Write out each entry again. Keep every word exactly as it is.

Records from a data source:
* * *

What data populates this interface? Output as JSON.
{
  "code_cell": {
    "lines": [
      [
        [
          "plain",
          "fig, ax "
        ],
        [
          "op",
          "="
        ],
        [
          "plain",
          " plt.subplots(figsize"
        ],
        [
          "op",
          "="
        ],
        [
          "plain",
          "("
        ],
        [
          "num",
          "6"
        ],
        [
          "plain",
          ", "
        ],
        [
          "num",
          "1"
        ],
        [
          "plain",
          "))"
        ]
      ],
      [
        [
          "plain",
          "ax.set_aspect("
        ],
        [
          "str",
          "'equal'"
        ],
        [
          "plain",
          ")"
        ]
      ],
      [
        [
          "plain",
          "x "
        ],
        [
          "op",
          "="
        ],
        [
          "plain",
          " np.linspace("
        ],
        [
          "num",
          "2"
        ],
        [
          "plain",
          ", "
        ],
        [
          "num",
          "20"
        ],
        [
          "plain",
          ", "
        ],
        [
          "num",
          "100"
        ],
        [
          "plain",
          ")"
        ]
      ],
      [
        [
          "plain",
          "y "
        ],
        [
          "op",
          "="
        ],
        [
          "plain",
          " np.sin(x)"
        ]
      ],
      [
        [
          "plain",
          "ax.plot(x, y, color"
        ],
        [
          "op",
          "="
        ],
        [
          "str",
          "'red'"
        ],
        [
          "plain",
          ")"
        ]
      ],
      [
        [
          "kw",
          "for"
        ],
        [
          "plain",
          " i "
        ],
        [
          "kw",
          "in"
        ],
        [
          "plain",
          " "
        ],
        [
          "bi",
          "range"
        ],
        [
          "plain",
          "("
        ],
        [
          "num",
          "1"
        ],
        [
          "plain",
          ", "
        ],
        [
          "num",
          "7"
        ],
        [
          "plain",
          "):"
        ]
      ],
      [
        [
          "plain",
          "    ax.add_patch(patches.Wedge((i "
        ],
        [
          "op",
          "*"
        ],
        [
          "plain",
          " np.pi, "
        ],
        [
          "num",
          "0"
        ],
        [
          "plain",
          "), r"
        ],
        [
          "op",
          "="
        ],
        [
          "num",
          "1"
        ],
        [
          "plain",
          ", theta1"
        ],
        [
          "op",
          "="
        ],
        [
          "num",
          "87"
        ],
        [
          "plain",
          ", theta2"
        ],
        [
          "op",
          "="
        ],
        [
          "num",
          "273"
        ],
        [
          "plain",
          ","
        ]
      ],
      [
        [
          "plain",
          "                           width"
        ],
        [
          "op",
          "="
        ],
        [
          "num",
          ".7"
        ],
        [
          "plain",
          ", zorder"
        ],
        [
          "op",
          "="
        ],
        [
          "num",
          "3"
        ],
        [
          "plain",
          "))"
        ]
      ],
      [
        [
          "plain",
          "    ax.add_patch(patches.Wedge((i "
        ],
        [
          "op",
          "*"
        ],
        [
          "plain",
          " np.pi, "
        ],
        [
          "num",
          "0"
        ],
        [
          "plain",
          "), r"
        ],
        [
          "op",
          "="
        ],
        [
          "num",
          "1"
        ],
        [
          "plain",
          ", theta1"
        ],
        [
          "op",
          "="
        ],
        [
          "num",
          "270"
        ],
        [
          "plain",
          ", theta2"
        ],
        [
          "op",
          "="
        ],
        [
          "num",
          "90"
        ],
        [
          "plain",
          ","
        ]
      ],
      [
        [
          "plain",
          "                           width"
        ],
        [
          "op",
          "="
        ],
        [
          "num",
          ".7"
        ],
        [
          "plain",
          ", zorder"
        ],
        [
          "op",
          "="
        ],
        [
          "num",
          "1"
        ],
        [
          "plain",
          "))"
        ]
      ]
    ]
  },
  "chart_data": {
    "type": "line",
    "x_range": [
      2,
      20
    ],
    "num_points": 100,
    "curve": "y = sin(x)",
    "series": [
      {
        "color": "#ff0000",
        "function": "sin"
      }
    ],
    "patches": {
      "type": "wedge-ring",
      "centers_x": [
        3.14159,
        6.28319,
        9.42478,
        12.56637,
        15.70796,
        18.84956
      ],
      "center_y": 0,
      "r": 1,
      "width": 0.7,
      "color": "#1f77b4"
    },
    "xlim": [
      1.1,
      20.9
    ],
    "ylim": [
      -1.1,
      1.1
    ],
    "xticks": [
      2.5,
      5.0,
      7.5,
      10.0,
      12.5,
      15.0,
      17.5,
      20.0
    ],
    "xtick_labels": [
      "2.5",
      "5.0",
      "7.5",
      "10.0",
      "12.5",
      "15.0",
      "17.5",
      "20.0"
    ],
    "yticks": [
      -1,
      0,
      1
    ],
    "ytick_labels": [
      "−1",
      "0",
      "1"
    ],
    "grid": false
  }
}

* * *

RESULT
What data populates this interface? Output as JSON.
{
  "code_cell": {
    "lines": [
      [
        [
          "plain",
          "fig, ax "
        ],
        [
          "op",
          "="
        ],
        [
          "plain",
          " plt.subplots(figsize"
        ],
        [
          "op",
          "="
        ],
        [
          "plain",
          "("
        ],
        [
          "num",
          "6"
        ],
        [
          "plain",
          ", "
        ],
        [
          "num",
          "1"
        ],
        [
          "plain",
          "))"
        ]
      ],
      [
        [
          "plain",
          "ax.set_aspect("
        ],
        [
          "str",
          "'equal'"
        ],
        [
          "plain",
          ")"
        ]
      ],
      [
        [
          "plain",
          "x "
        ],
        [
          "op",
          "="
        ],
        [
          "plain",
          " np.linspace("
        ],
        [
          "num",
          "2"
        ],
        [
          "plain",
          ", "
        ],
        [
          "num",
          "20"
        ],
        [
          "plain",
          ", "
        ],
        [
          "num",
          "100"
        ],
        [
          "plain",
          ")"
        ]
      ],
      [
        [
          "plain",
          "y "
        ],
        [
          "op",
          "="
        ],
        [
          "plain",
          " np.sin(x)"
        ]
      ],
      [
        [
          "plain",
          "ax.plot(x, y, color"
        ],
        [
          "op",
          "="
        ],
        [
          "str",
          "'red'"
        ],
        [
          "plain",
          ")"
        ]
      ],
      [
        [
          "kw",
          "for"
        ],
        [
          "plain",
          " i "
        ],
        [
          "kw",
          "in"
        ],
        [
          "plain",
          " "
        ],
        [
          "bi",
          "range"
        ],
        [
          "plain",
          "("
        ],
        [
          "num",
          "1"
        ],
        [
          "plain",
          ", "
        ],
        [
          "num",
          "7"
        ],
        [
          "plain",
          "):"
        ]
      ],
      [
        [
          "plain",
          "    ax.add_patch(patches.Wedge((i "
        ],
        [
          "op",
          "*"
        ],
        [
          "plain",
          " np.pi, "
        ],
        [
          "num",
          "0"
        ],
        [
          "plain",
          "), r"
        ],
        [
          "op",
          "="
        ],
        [
          "num",
          "1"
        ],
        [
          "plain",
          ", theta1"
        ],
        [
          "op",
          "="
        ],
        [
          "num",
          "87"
        ],
        [
          "plain",
          ", theta2"
        ],
        [
          "op",
          "="
        ],
        [
          "num",
          "273"
        ],
        [
          "plain",
          ","
        ]
      ],
      [
        [
          "plain",
          "                           width"
        ],
        [
          "op",
          "="
        ],
        [
          "num",
          ".7"
        ],
        [
          "plain",
          ", zorder"
        ],
        [
          "op",
          "="
        ],
        [
          "num",
          "3"
        ],
        [
          "plain",
          "))"
        ]
      ],
      [
        [
          "plain",
          "    ax.add_patch(patches.Wedge((i "
        ],
        [
          "op",
          "*"
        ],
        [
          "plain",
          " np.pi, "
        ],
        [
          "num",
          "0"
        ],
        [
          "plain",
          "), r"
        ],
        [
          "op",
          "="
        ],
        [
          "num",
          "1"
        ],
        [
          "plain",
          ", theta1"
        ],
        [
          "op",
          "="
        ],
        [
          "num",
          "270"
        ],
        [
          "plain",
          ", theta2"
        ],
        [
          "op",
          "="
        ],
        [
          "num",
          "90"
        ],
        [
          "plain",
          ","
        ]
      ],
      [
        [
          "plain",
          "                           width"
        ],
        [
          "op",
          "="
        ],
        [
          "num",
          ".7"
        ],
        [
          "plain",
          ", zorder"
        ],
        [
          "op",
          "="
        ],
        [
          "num",
          "1"
        ],
        [
          "plain",
          "))"
        ]
      ]
    ]
  },
  "chart_data": {
    "type": "line",
    "x_range": [
      2,
      20
    ],
    "num_points": 100,
    "curve": "y = sin(x)",
    "series": [
      {
        "color": "#ff0000",
        "function": "sin"
      }
    ],
    "patches": {
      "type": "wedge-ring",
      "centers_x": [
        3.14159,
        6.28319,
        9.42478,
        12.56637,
        15.70796,
        18.84956
      ],
      "center_y": 0,
      "r": 1,
      "width": 0.7,
      "color": "#1f77b4"
    },
    "xlim": [
      1.1,
      20.9
    ],
    "ylim": [
      -1.1,
      1.1
    ],
    "xticks": [
      2.5,
      5.0,
      7.5,
      10.0,
      12.5,
      15.0,
      17.5,
      20.0
    ],
    "xtick_labels": [
      "2.5",
      "5.0",
      "7.5",
      "10.0",
      "12.5",
      "15.0",
      "17.5",
      "20.0"
    ],
    "yticks": [
      -1,
      0,
      1
    ],
    "ytick_labels": [
      "−1",
      "0",
      "1"
    ],
    "grid": false
  }
}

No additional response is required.